═════ ENTRIES SHOWN

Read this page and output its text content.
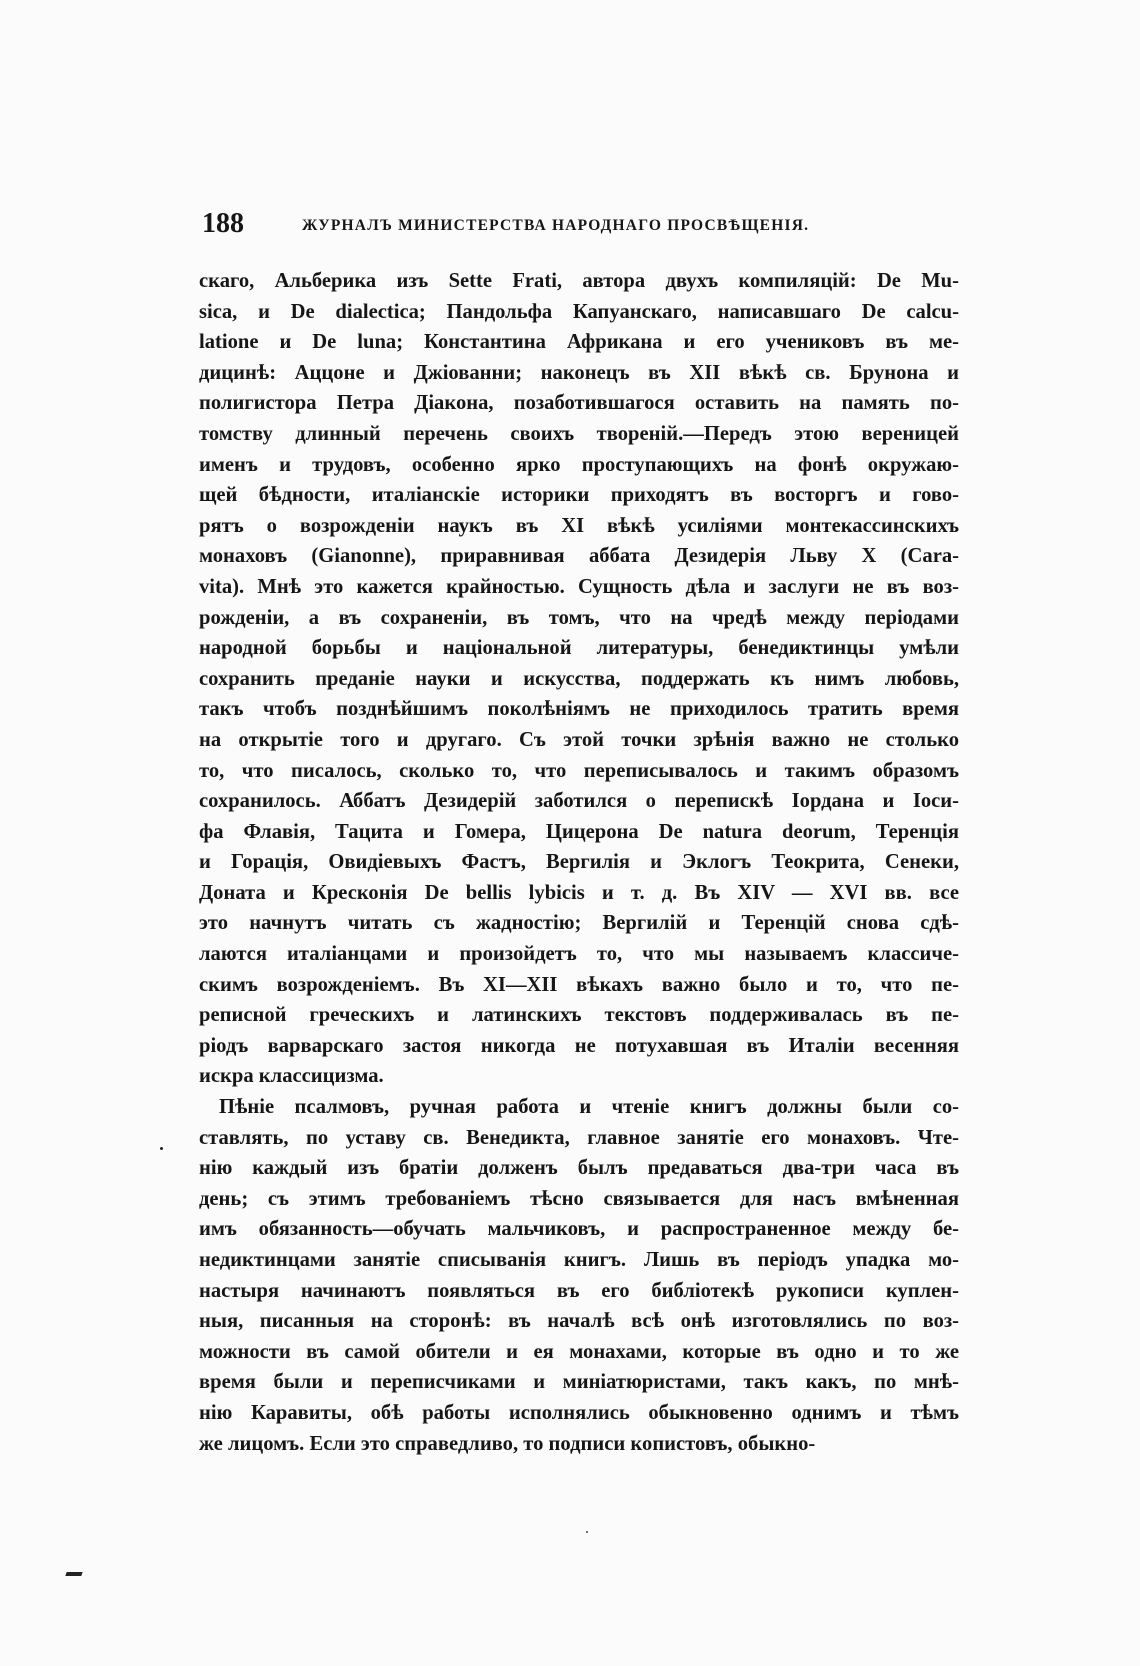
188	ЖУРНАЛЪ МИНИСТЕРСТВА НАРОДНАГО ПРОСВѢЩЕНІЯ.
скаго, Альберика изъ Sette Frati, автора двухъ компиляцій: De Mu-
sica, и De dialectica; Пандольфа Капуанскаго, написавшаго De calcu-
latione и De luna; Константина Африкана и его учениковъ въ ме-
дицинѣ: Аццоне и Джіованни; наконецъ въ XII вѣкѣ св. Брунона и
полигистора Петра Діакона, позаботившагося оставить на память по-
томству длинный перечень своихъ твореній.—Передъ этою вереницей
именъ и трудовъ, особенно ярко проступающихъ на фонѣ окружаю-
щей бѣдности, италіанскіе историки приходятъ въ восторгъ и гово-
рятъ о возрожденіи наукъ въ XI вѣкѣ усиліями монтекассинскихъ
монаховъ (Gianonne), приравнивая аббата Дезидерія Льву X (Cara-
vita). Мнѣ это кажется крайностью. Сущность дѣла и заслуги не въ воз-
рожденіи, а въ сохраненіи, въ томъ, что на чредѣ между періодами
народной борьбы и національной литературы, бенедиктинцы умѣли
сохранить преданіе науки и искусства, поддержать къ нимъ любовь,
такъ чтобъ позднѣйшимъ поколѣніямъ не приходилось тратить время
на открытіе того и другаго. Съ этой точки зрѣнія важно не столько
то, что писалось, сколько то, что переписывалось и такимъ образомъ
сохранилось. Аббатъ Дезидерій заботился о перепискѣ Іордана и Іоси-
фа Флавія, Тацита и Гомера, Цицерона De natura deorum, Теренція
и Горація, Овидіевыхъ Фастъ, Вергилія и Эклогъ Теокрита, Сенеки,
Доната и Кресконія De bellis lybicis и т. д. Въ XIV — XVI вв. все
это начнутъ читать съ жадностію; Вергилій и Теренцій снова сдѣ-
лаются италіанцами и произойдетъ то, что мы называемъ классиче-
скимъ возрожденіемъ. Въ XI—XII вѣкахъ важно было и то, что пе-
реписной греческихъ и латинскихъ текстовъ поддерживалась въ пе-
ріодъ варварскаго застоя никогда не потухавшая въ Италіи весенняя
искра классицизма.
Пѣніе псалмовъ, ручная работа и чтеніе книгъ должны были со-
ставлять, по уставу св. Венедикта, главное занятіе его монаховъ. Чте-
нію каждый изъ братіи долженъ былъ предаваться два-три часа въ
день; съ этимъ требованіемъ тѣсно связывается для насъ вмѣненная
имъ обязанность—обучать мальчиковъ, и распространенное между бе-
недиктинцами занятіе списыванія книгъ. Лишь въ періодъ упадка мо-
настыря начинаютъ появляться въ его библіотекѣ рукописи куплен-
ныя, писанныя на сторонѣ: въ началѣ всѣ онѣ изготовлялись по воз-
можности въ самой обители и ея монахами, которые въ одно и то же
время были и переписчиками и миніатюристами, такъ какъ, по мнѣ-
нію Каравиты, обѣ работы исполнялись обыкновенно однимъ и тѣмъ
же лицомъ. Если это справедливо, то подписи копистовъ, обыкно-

══════════

• WRITTEN REQUEST:
Reproduce the material above verbatim; omit every picture.

• ANSWER BELOW:
Read this page and output its text content.
188	ЖУРНАЛЪ МИНИСТЕРСТВА НАРОДНАГО ПРОСВѢЩЕНІЯ.
скаго, Альберика изъ Sette Frati, автора двухъ компиляцій: De Mu-
sica, и De dialectica; Пандольфа Капуанскаго, написавшаго De calcu-
latione и De luna; Константина Африкана и его учениковъ въ ме-
дицинѣ: Аццоне и Джіованни; наконецъ въ XII вѣкѣ св. Брунона и
полигистора Петра Діакона, позаботившагося оставить на память по-
томству длинный перечень своихъ твореній.—Передъ этою вереницей
именъ и трудовъ, особенно ярко проступающихъ на фонѣ окружаю-
щей бѣдности, италіанскіе историки приходятъ въ восторгъ и гово-
рятъ о возрожденіи наукъ въ XI вѣкѣ усиліями монтекассинскихъ
монаховъ (Gianonne), приравнивая аббата Дезидерія Льву X (Cara-
vita). Мнѣ это кажется крайностью. Сущность дѣла и заслуги не въ воз-
рожденіи, а въ сохраненіи, въ томъ, что на чредѣ между періодами
народной борьбы и національной литературы, бенедиктинцы умѣли
сохранить преданіе науки и искусства, поддержать къ нимъ любовь,
такъ чтобъ позднѣйшимъ поколѣніямъ не приходилось тратить время
на открытіе того и другаго. Съ этой точки зрѣнія важно не столько
то, что писалось, сколько то, что переписывалось и такимъ образомъ
сохранилось. Аббатъ Дезидерій заботился о перепискѣ Іордана и Іоси-
фа Флавія, Тацита и Гомера, Цицерона De natura deorum, Теренція
и Горація, Овидіевыхъ Фастъ, Вергилія и Эклогъ Теокрита, Сенеки,
Доната и Кресконія De bellis lybicis и т. д. Въ XIV — XVI вв. все
это начнутъ читать съ жадностію; Вергилій и Теренцій снова сдѣ-
лаются италіанцами и произойдетъ то, что мы называемъ классиче-
скимъ возрожденіемъ. Въ XI—XII вѣкахъ важно было и то, что пе-
реписной греческихъ и латинскихъ текстовъ поддерживалась въ пе-
ріодъ варварскаго застоя никогда не потухавшая въ Италіи весенняя
искра классицизма.
Пѣніе псалмовъ, ручная работа и чтеніе книгъ должны были со-
ставлять, по уставу св. Венедикта, главное занятіе его монаховъ. Чте-
нію каждый изъ братіи долженъ былъ предаваться два-три часа въ
день; съ этимъ требованіемъ тѣсно связывается для насъ вмѣненная
имъ обязанность—обучать мальчиковъ, и распространенное между бе-
недиктинцами занятіе списыванія книгъ. Лишь въ періодъ упадка мо-
настыря начинаютъ появляться въ его библіотекѣ рукописи куплен-
ныя, писанныя на сторонѣ: въ началѣ всѣ онѣ изготовлялись по воз-
можности въ самой обители и ея монахами, которые въ одно и то же
время были и переписчиками и миніатюристами, такъ какъ, по мнѣ-
нію Каравиты, обѣ работы исполнялись обыкновенно однимъ и тѣмъ
же лицомъ. Если это справедливо, то подписи копистовъ, обыкно-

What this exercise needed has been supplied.